What is needed » Starting with the line that contains "Give me the", set down each line through the end of the entries below, exactly and with nothing added.

Given data »

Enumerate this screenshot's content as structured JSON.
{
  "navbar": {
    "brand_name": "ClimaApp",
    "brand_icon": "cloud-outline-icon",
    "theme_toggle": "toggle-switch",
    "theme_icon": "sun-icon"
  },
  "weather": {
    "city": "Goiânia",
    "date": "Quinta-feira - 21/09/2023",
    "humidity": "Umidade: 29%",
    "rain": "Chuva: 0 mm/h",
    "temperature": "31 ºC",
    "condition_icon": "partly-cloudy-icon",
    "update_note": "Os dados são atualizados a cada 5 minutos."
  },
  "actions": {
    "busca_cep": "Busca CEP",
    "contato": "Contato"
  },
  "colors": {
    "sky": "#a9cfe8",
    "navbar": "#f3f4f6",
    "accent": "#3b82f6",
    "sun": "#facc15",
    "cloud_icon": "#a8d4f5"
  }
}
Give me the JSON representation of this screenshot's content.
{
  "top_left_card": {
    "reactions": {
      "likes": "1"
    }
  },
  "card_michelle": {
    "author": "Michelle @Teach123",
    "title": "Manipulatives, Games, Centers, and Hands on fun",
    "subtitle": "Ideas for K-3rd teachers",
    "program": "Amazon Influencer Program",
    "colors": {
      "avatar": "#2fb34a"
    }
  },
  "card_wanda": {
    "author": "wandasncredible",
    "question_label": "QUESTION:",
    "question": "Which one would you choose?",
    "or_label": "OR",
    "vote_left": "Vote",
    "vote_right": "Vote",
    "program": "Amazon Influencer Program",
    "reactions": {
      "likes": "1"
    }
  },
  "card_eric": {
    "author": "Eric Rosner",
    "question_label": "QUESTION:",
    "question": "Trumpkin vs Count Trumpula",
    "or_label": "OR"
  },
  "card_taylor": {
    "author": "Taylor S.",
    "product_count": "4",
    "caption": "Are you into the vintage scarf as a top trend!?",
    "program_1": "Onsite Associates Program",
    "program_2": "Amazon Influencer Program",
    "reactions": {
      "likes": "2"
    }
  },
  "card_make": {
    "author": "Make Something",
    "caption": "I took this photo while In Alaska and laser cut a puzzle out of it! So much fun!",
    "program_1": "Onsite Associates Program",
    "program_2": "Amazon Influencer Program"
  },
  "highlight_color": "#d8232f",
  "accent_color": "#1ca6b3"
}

Correct answer »
Give me the JSON representation of this screenshot's content.
{
  "top_left_card": {
    "reactions": {
      "likes": "1"
    }
  },
  "card_michelle": {
    "author": "Michelle @Teach123",
    "title": "Manipulatives, Games, Centers, and Hands on fun",
    "subtitle": "Ideas for K-3rd teachers",
    "program": "Amazon Influencer Program",
    "colors": {
      "avatar": "#2fb34a"
    }
  },
  "card_wanda": {
    "author": "wandasncredible",
    "question_label": "QUESTION:",
    "question": "Which one would you choose?",
    "or_label": "OR",
    "vote_left": "Vote",
    "vote_right": "Vote",
    "program": "Amazon Influencer Program",
    "reactions": {
      "likes": "1"
    }
  },
  "card_eric": {
    "author": "Eric Rosner",
    "question_label": "QUESTION:",
    "question": "Trumpkin vs Count Trumpula",
    "or_label": "OR"
  },
  "card_taylor": {
    "author": "Taylor S.",
    "product_count": "4",
    "caption": "Are you into the vintage scarf as a top trend!?",
    "program_1": "Onsite Associates Program",
    "program_2": "Amazon Influencer Program",
    "reactions": {
      "likes": "2"
    }
  },
  "card_make": {
    "author": "Make Something",
    "caption": "I took this photo while In Alaska and laser cut a puzzle out of it! So much fun!",
    "program_1": "Onsite Associates Program",
    "program_2": "Amazon Influencer Program"
  },
  "highlight_color": "#d8232f",
  "accent_color": "#1ca6b3"
}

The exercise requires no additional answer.